**DOCUMENT SECTION**
━━━━

The assessment was prepared by Ian Henderson, a longtime OPCW engineer. Henderson’s report concludes, "observations at the scene of the two locations, together with subsequent analysis, suggest that there is a higher probability that both cylinders were manually placed at those two locations rather than being delivered from aircraft." If the cylinders were manually placed where they were found, it would point to the theory that the attack was staged by Jaysh al-Islam, the opposition group that the Syrian government was driving out of Douma. But Henderson’s assessment was left out of the final report."....

https://consortiumnews.com/2020/01/24/opcw-investigator-testified-at-un-...

Unsurprisingly, even Henderson's important UN testimony has not been reported by Gruending's 'trusted" media, including that "newspaper of record", the New York Times-- you know, the fine people who relentlessly pipelined the US state department fiction of Iraq's WMDs.  An awarenesss of recent history is also important, recall Hans Blix being targetted by the CIA.

Relax, Mr.Gruending might say, there is no need to read this story and the links or transcript and video it provides since it must be a shadowy "conspiracy site" and is not on his list of the "few trusted".
Mr. Gruending says he deigns to "follow" and write for Rabble, but obviously doesn't credit fellow Rabble blogger Yves Engler when he strays from the "trusted" herd:

Canada Follows US Lead By Ignoring OPCW Scandal
by Yves Engler Posted on December 24, 2019

https://original.antiwar.com/yves_engler/2019/12/23/canada-follows-us-le...

Mr. Gruending: "The most important thing is to choose a few trusted news sources for information about what is going on in the world. Watch them with a critical eye, of course, but stay with them."

No.

I'm sure Mr. Gruending is well-intentioned, but I would urge him to look more closely at the not-so-shadowy "trusted" providers of news and the sources of their inherent biases. Many critics of media, including Chomsky, Wolin, etc. have written extensively on this. 

Additionally, You can't look with "a critical eye" on the facts NOT published by the  "few trusted" sources. You can't "read between the lines" if the lines are not even written to begin with.

In short, verify, rather than believe or dismiss based only on some self-limiting and self-confirming assignment of who qualifies as "trusted" media.

kropotkin1951

contrarianna wrote:

Mr. Gruending says: "I trust the reporting and news protocols of our mainstream news outlets. They deal in facts and they do fact checking."

I kept waiting for the punchline that never came.

Thank you for unpacking this outrageous piece. I am actually astounded that it would be published on rabble but I guess that is the new editorial viewpoint. I thought Judy and others started rabble because the MSM, that this idiot trusts, couldn't be trusted.

Mobo2000

Yes thanks contrianna.   I was also flabbergasted it was on rabble.

Edzell Edzell's picture

"In short, verify, rather than believe or dismiss based only on some self-limiting and self-confirming assignment of who qualifies as "trusted" media."

Of course direct verification is to be preferred over deciding which sources to trust, or when to do so.

Unfortunately the only things I can truly verify are things I personally witness or experience. (And even then I may be mistaken owing to misperception or interpretation.) Otherwise all of my information cames to me via hearsay, printed words or electronic media. It's all 'anecdotal' and what I am left with is my own judgement of its reliablity; what fits in with what I think I know and what seems credible and/or probable. Personal verification of 'the news' is an admirable goal but generally impossible. I can only decide for myself when to believe, disbelieve or suspend judgement.

━━━━

**DATA FOR ANALYSIS**
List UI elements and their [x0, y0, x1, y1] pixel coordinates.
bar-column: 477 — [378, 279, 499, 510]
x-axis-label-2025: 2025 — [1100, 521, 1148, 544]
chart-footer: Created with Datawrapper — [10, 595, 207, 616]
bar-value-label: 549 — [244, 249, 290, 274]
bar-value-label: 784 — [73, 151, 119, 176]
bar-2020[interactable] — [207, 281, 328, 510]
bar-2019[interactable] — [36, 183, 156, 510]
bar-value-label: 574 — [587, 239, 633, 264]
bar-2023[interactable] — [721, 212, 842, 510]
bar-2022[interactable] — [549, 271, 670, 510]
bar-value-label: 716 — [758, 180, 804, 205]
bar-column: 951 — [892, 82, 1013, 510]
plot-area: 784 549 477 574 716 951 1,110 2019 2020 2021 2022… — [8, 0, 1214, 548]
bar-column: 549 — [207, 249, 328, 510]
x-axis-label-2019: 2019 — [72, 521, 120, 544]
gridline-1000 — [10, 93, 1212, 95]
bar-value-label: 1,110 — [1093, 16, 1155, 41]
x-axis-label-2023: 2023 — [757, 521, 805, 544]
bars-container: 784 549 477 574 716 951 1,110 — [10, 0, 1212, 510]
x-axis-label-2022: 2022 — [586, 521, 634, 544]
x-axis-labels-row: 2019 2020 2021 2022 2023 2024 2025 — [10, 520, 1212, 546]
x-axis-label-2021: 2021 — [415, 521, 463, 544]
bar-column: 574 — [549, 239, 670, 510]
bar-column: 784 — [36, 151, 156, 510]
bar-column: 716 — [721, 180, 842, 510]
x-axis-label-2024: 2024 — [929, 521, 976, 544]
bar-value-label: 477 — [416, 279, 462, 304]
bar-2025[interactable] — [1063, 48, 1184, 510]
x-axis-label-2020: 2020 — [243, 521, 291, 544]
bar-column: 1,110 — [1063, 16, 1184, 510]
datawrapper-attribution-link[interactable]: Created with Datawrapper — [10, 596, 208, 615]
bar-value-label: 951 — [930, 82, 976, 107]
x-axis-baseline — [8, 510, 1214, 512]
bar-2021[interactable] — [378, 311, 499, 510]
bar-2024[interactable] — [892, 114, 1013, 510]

━━━━

**TASKS TO CARRY OUT**
a) Print the passage of the forum discussion on trusted news sources from "Canada Follows US" up to and including "extensively on this.".
b) In the forum discussion on trusted news sources, the final comment names channels through which its writer's information arrives when it isn't personally witnessed or experienced. List them.
c) According to the forum discussion on trusted news sources, which opposition group was the Syrian government driving out of Douma?
Work only from the text and disregard the entries.

**ANSWERS BELOW**
a)
Canada Follows US Lead By Ignoring OPCW Scandal
by Yves Engler Posted on December 24, 2019

https://original.antiwar.com/yves_engler/2019/12/23/canada-follows-us-le...

Mr. Gruending: "The most important thing is to choose a few trusted news sources for information about what is going on in the world. Watch them with a critical eye, of course, but stay with them."

No.

I'm sure Mr. Gruending is well-intentioned, but I would urge him to look more closely at the not-so-shadowy "trusted" providers of news and the sources of their inherent biases. Many critics of media, including Chomsky, Wolin, etc. have written extensively on this.

b)
Hearsay
Printed words
Electronic media

c) Jaysh al-Islam